• _RAW RECORDS_:

• • • • • • •

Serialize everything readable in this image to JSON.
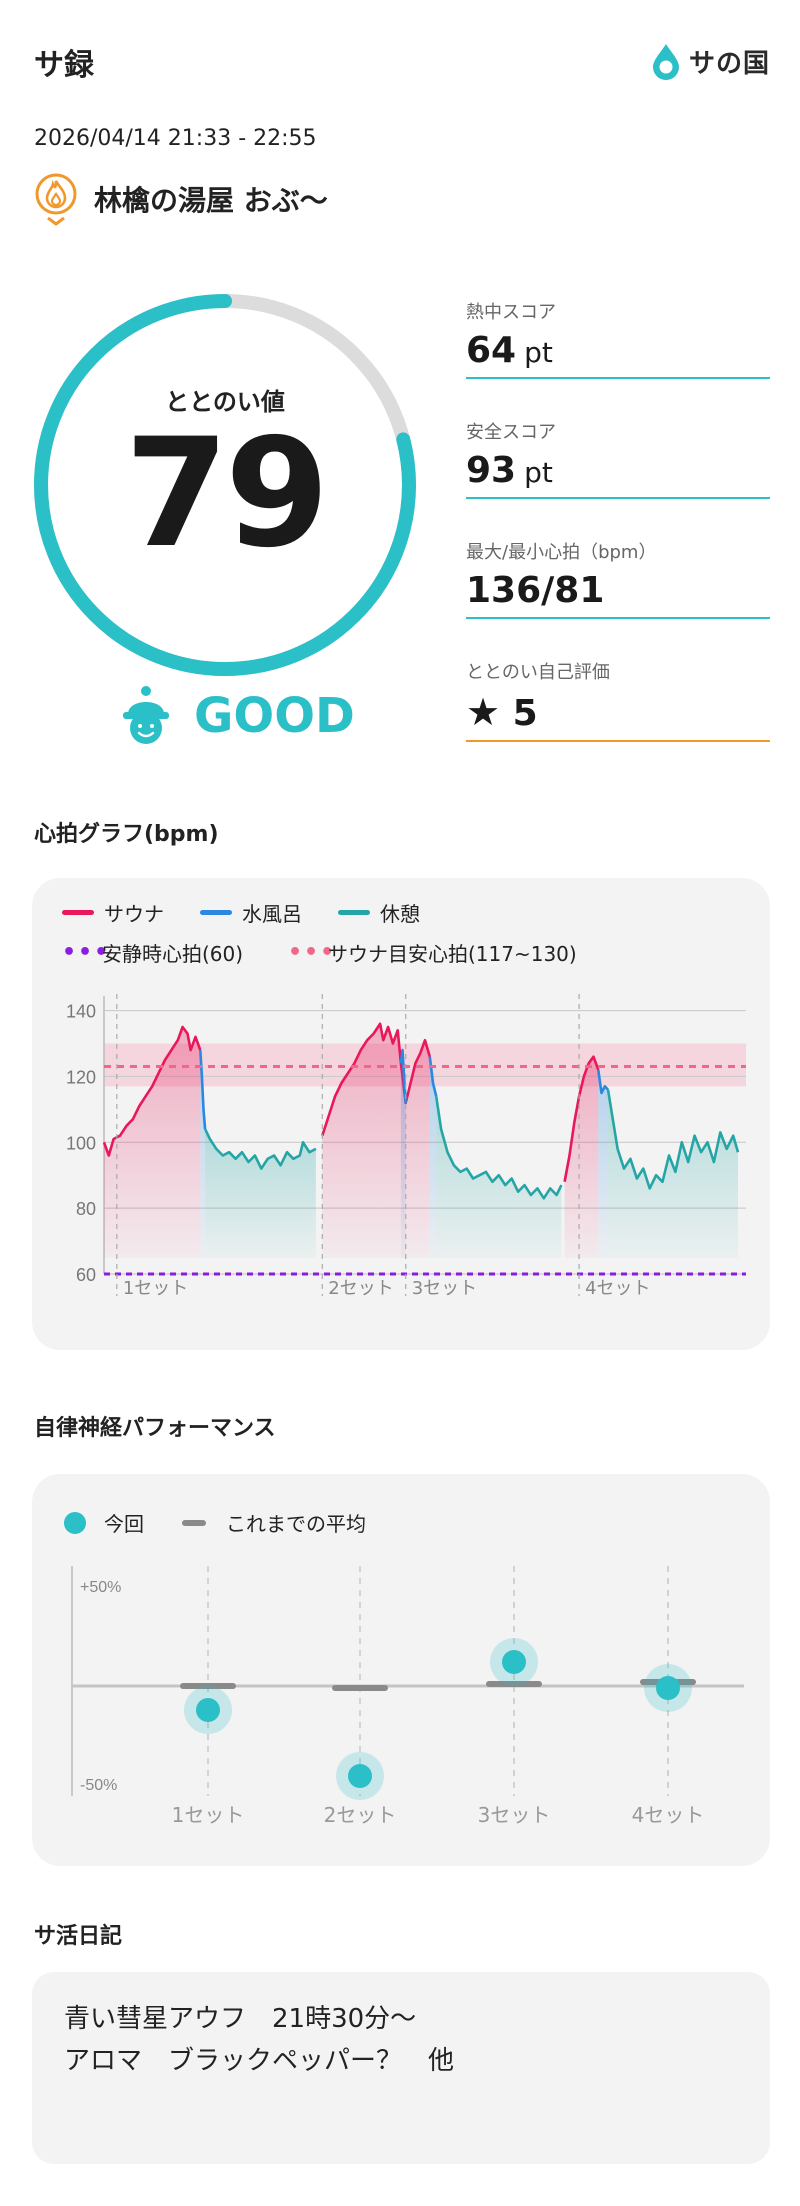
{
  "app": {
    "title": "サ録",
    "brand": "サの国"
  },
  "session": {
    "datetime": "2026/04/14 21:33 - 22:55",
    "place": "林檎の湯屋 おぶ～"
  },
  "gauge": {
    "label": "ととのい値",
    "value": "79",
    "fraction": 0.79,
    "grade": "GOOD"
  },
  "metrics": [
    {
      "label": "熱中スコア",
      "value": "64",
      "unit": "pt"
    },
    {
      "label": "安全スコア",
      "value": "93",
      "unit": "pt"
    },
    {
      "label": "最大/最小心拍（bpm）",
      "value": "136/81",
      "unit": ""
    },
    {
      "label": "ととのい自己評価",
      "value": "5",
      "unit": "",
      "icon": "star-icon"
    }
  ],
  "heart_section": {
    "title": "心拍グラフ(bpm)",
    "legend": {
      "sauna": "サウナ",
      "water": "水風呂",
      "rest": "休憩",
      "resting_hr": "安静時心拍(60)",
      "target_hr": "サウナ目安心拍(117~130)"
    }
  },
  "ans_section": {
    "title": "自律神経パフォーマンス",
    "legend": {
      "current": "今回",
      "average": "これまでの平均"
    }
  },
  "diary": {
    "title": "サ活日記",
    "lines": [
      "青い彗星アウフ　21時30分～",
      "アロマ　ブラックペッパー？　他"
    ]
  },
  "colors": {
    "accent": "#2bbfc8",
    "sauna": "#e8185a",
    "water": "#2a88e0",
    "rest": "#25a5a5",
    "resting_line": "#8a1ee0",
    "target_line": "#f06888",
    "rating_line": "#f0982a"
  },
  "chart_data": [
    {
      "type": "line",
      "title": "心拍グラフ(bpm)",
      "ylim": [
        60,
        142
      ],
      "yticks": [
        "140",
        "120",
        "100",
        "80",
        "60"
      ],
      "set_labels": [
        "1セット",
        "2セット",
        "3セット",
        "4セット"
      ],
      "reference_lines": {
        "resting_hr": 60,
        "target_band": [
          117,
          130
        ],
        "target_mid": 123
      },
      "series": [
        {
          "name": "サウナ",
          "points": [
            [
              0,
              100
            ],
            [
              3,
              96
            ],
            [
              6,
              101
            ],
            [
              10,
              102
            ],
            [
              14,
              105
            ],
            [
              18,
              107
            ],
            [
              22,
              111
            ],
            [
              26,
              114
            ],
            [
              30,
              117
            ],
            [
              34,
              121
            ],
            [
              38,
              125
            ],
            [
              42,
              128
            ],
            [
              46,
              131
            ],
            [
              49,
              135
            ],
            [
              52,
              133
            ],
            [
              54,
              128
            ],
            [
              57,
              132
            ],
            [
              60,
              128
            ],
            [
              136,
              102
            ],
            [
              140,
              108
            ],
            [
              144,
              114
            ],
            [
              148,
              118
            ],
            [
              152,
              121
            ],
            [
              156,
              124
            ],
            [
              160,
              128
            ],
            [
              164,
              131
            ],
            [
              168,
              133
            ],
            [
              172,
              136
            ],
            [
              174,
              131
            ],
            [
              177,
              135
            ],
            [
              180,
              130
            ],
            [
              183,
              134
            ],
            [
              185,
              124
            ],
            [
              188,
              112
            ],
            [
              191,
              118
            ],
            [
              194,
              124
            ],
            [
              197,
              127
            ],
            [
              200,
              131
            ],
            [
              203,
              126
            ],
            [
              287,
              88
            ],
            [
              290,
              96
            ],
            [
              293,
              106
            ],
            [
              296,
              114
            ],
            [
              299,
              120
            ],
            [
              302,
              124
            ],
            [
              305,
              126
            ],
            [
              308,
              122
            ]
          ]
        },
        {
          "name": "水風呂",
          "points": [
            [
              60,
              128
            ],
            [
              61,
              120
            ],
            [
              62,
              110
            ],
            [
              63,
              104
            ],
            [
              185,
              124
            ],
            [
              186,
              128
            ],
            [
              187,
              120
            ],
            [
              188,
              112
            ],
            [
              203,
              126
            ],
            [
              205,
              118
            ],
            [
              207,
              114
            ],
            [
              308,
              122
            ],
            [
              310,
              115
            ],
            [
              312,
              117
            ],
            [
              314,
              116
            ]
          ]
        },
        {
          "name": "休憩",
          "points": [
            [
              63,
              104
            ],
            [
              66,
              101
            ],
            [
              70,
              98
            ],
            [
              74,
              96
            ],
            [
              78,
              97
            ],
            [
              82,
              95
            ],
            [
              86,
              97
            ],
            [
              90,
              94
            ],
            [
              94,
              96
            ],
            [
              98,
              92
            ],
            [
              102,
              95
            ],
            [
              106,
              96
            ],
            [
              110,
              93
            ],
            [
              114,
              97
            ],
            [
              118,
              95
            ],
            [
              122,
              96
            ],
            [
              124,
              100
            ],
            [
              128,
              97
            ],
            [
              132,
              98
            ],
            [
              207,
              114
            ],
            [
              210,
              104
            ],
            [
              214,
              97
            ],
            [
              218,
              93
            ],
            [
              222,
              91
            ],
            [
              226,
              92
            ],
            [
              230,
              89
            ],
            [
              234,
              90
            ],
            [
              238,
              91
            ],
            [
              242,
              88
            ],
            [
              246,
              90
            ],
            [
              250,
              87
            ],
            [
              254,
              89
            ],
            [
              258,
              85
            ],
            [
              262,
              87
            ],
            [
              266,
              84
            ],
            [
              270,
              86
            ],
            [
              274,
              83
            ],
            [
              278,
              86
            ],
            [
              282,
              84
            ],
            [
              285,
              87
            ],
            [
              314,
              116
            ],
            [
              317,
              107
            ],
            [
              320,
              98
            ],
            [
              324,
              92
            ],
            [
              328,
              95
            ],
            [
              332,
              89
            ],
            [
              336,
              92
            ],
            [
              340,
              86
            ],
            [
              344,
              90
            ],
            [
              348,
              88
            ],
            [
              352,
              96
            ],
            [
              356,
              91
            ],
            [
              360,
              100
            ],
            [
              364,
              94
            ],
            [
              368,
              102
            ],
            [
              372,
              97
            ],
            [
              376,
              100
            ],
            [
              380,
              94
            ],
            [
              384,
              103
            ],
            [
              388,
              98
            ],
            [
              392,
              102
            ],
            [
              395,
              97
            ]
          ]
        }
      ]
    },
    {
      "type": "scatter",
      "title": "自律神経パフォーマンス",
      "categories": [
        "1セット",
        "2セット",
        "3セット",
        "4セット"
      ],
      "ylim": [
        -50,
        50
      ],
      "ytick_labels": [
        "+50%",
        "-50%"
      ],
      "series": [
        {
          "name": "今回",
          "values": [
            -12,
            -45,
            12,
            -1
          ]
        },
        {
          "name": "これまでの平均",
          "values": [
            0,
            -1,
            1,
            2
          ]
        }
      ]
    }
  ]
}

• • • • • • •

• _EXERCISE TASK_:
Copy the data word for word. Pictures do not go in the copy.

• _RESULT OF THE EXERCISE_:
Serialize everything readable in this image to JSON.
{
  "app": {
    "title": "サ録",
    "brand": "サの国"
  },
  "session": {
    "datetime": "2026/04/14 21:33 - 22:55",
    "place": "林檎の湯屋 おぶ～"
  },
  "gauge": {
    "label": "ととのい値",
    "value": "79",
    "fraction": 0.79,
    "grade": "GOOD"
  },
  "metrics": [
    {
      "label": "熱中スコア",
      "value": "64",
      "unit": "pt"
    },
    {
      "label": "安全スコア",
      "value": "93",
      "unit": "pt"
    },
    {
      "label": "最大/最小心拍（bpm）",
      "value": "136/81",
      "unit": ""
    },
    {
      "label": "ととのい自己評価",
      "value": "5",
      "unit": "",
      "icon": "star-icon"
    }
  ],
  "heart_section": {
    "title": "心拍グラフ(bpm)",
    "legend": {
      "sauna": "サウナ",
      "water": "水風呂",
      "rest": "休憩",
      "resting_hr": "安静時心拍(60)",
      "target_hr": "サウナ目安心拍(117~130)"
    }
  },
  "ans_section": {
    "title": "自律神経パフォーマンス",
    "legend": {
      "current": "今回",
      "average": "これまでの平均"
    }
  },
  "diary": {
    "title": "サ活日記",
    "lines": [
      "青い彗星アウフ　21時30分～",
      "アロマ　ブラックペッパー？　他"
    ]
  },
  "colors": {
    "accent": "#2bbfc8",
    "sauna": "#e8185a",
    "water": "#2a88e0",
    "rest": "#25a5a5",
    "resting_line": "#8a1ee0",
    "target_line": "#f06888",
    "rating_line": "#f0982a"
  },
  "chart_data": [
    {
      "type": "line",
      "title": "心拍グラフ(bpm)",
      "ylim": [
        60,
        142
      ],
      "yticks": [
        "140",
        "120",
        "100",
        "80",
        "60"
      ],
      "set_labels": [
        "1セット",
        "2セット",
        "3セット",
        "4セット"
      ],
      "reference_lines": {
        "resting_hr": 60,
        "target_band": [
          117,
          130
        ],
        "target_mid": 123
      },
      "series": [
        {
          "name": "サウナ",
          "points": [
            [
              0,
              100
            ],
            [
              3,
              96
            ],
            [
              6,
              101
            ],
            [
              10,
              102
            ],
            [
              14,
              105
            ],
            [
              18,
              107
            ],
            [
              22,
              111
            ],
            [
              26,
              114
            ],
            [
              30,
              117
            ],
            [
              34,
              121
            ],
            [
              38,
              125
            ],
            [
              42,
              128
            ],
            [
              46,
              131
            ],
            [
              49,
              135
            ],
            [
              52,
              133
            ],
            [
              54,
              128
            ],
            [
              57,
              132
            ],
            [
              60,
              128
            ],
            [
              136,
              102
            ],
            [
              140,
              108
            ],
            [
              144,
              114
            ],
            [
              148,
              118
            ],
            [
              152,
              121
            ],
            [
              156,
              124
            ],
            [
              160,
              128
            ],
            [
              164,
              131
            ],
            [
              168,
              133
            ],
            [
              172,
              136
            ],
            [
              174,
              131
            ],
            [
              177,
              135
            ],
            [
              180,
              130
            ],
            [
              183,
              134
            ],
            [
              185,
              124
            ],
            [
              188,
              112
            ],
            [
              191,
              118
            ],
            [
              194,
              124
            ],
            [
              197,
              127
            ],
            [
              200,
              131
            ],
            [
              203,
              126
            ],
            [
              287,
              88
            ],
            [
              290,
              96
            ],
            [
              293,
              106
            ],
            [
              296,
              114
            ],
            [
              299,
              120
            ],
            [
              302,
              124
            ],
            [
              305,
              126
            ],
            [
              308,
              122
            ]
          ]
        },
        {
          "name": "水風呂",
          "points": [
            [
              60,
              128
            ],
            [
              61,
              120
            ],
            [
              62,
              110
            ],
            [
              63,
              104
            ],
            [
              185,
              124
            ],
            [
              186,
              128
            ],
            [
              187,
              120
            ],
            [
              188,
              112
            ],
            [
              203,
              126
            ],
            [
              205,
              118
            ],
            [
              207,
              114
            ],
            [
              308,
              122
            ],
            [
              310,
              115
            ],
            [
              312,
              117
            ],
            [
              314,
              116
            ]
          ]
        },
        {
          "name": "休憩",
          "points": [
            [
              63,
              104
            ],
            [
              66,
              101
            ],
            [
              70,
              98
            ],
            [
              74,
              96
            ],
            [
              78,
              97
            ],
            [
              82,
              95
            ],
            [
              86,
              97
            ],
            [
              90,
              94
            ],
            [
              94,
              96
            ],
            [
              98,
              92
            ],
            [
              102,
              95
            ],
            [
              106,
              96
            ],
            [
              110,
              93
            ],
            [
              114,
              97
            ],
            [
              118,
              95
            ],
            [
              122,
              96
            ],
            [
              124,
              100
            ],
            [
              128,
              97
            ],
            [
              132,
              98
            ],
            [
              207,
              114
            ],
            [
              210,
              104
            ],
            [
              214,
              97
            ],
            [
              218,
              93
            ],
            [
              222,
              91
            ],
            [
              226,
              92
            ],
            [
              230,
              89
            ],
            [
              234,
              90
            ],
            [
              238,
              91
            ],
            [
              242,
              88
            ],
            [
              246,
              90
            ],
            [
              250,
              87
            ],
            [
              254,
              89
            ],
            [
              258,
              85
            ],
            [
              262,
              87
            ],
            [
              266,
              84
            ],
            [
              270,
              86
            ],
            [
              274,
              83
            ],
            [
              278,
              86
            ],
            [
              282,
              84
            ],
            [
              285,
              87
            ],
            [
              314,
              116
            ],
            [
              317,
              107
            ],
            [
              320,
              98
            ],
            [
              324,
              92
            ],
            [
              328,
              95
            ],
            [
              332,
              89
            ],
            [
              336,
              92
            ],
            [
              340,
              86
            ],
            [
              344,
              90
            ],
            [
              348,
              88
            ],
            [
              352,
              96
            ],
            [
              356,
              91
            ],
            [
              360,
              100
            ],
            [
              364,
              94
            ],
            [
              368,
              102
            ],
            [
              372,
              97
            ],
            [
              376,
              100
            ],
            [
              380,
              94
            ],
            [
              384,
              103
            ],
            [
              388,
              98
            ],
            [
              392,
              102
            ],
            [
              395,
              97
            ]
          ]
        }
      ]
    },
    {
      "type": "scatter",
      "title": "自律神経パフォーマンス",
      "categories": [
        "1セット",
        "2セット",
        "3セット",
        "4セット"
      ],
      "ylim": [
        -50,
        50
      ],
      "ytick_labels": [
        "+50%",
        "-50%"
      ],
      "series": [
        {
          "name": "今回",
          "values": [
            -12,
            -45,
            12,
            -1
          ]
        },
        {
          "name": "これまでの平均",
          "values": [
            0,
            -1,
            1,
            2
          ]
        }
      ]
    }
  ]
}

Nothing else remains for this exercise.